Part of a data file:

+ + +

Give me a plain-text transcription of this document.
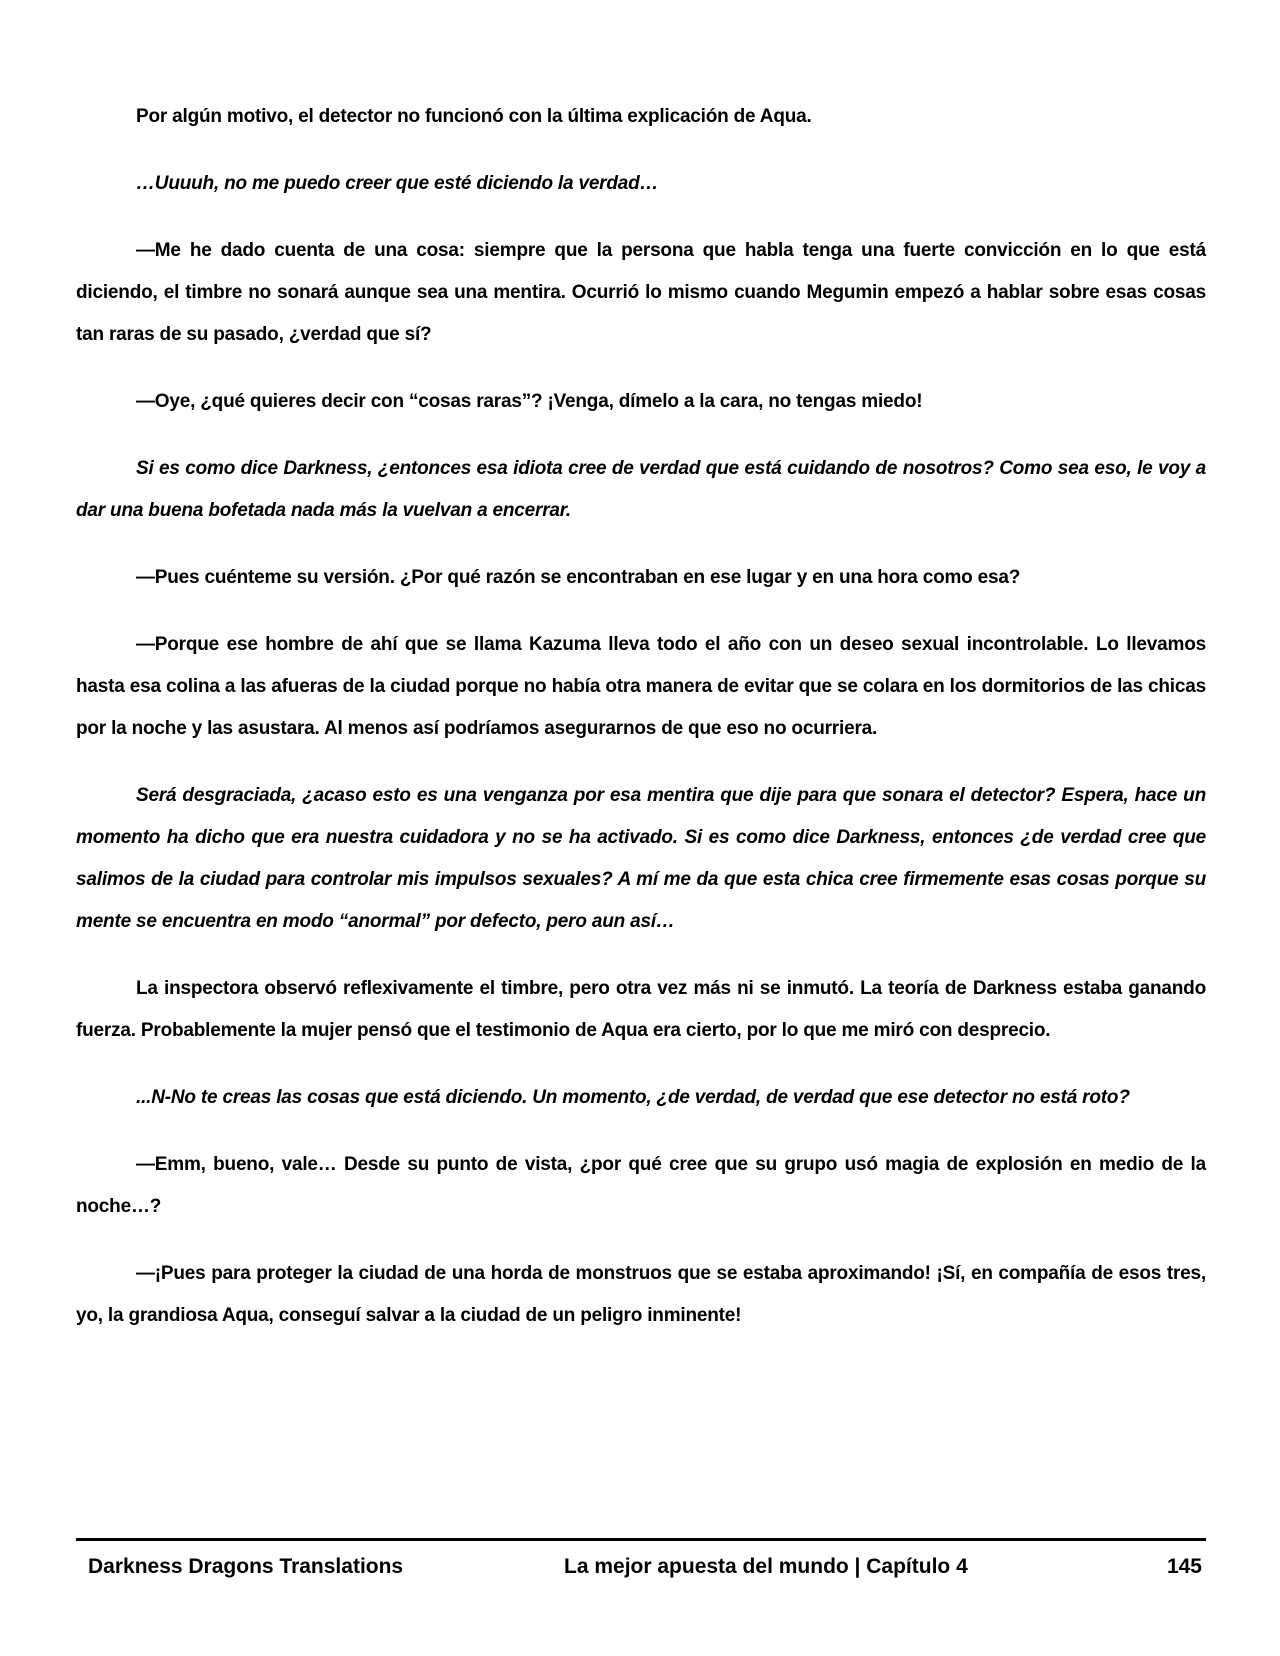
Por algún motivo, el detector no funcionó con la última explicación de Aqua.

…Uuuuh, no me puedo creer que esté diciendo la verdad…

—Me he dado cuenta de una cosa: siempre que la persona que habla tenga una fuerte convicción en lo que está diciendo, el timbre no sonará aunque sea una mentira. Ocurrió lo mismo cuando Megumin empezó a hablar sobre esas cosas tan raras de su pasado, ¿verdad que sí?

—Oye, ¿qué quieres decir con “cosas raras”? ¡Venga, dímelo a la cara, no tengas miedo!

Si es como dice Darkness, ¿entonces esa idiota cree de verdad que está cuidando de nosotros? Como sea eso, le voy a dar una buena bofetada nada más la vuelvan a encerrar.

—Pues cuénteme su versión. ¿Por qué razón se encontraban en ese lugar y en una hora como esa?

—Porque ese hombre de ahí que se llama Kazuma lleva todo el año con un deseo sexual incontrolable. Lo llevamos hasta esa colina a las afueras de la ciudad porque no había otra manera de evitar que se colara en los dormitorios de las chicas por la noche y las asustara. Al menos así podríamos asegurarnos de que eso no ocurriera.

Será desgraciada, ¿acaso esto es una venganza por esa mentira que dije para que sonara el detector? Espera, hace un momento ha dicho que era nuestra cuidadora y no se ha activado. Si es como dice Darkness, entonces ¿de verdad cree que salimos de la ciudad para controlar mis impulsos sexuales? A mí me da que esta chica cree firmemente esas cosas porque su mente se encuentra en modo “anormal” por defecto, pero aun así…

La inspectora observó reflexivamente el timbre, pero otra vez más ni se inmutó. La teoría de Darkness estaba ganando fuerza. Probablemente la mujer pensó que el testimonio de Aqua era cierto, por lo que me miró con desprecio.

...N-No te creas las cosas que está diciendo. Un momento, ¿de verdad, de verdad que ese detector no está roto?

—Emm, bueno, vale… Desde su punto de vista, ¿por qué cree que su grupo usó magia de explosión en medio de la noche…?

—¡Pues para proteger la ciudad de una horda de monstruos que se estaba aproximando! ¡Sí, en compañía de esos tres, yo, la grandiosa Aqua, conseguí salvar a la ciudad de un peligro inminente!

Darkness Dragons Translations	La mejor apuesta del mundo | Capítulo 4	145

+ + +

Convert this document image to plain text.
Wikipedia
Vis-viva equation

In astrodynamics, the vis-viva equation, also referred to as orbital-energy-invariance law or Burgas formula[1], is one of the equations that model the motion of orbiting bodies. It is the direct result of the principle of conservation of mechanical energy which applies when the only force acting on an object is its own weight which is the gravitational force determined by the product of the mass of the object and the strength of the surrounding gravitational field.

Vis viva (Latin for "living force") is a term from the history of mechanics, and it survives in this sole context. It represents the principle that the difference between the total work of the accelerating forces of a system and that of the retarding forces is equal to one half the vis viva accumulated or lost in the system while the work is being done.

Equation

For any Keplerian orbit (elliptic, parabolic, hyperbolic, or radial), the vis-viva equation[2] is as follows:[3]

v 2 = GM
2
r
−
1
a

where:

+ + +

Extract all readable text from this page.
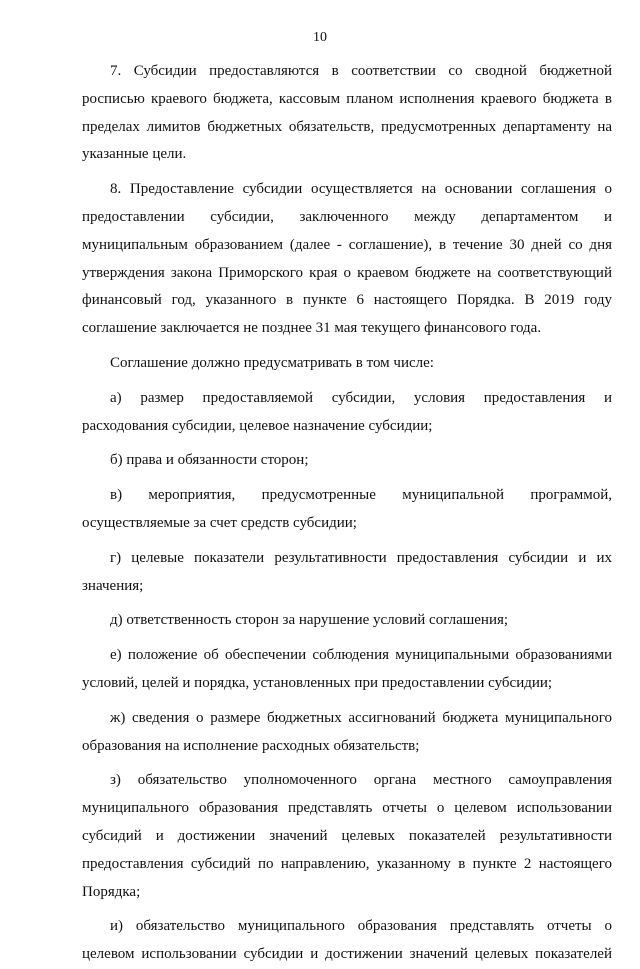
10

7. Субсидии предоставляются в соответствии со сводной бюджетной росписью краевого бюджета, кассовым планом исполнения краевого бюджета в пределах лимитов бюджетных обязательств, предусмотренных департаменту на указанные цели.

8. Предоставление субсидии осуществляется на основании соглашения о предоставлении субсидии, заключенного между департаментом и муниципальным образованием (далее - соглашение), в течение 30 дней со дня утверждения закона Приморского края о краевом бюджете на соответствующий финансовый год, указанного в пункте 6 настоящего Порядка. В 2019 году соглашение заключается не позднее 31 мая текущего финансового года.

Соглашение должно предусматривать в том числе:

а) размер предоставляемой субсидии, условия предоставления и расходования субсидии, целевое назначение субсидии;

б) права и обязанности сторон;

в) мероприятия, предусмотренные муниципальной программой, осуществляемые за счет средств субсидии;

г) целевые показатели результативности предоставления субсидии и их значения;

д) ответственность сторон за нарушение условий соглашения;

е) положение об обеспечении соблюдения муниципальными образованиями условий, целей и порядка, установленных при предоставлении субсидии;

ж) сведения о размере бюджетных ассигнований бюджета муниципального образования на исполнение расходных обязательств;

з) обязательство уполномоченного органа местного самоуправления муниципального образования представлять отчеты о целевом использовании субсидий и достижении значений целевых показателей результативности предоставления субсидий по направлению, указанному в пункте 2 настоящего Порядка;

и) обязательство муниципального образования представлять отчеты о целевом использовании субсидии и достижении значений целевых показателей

+ + +

### What you have to do
In the entries above, find every line holding the word "plain" and copy it out.

### Full response
Give me a plain-text transcription of this document.
Convert this document image to plain text.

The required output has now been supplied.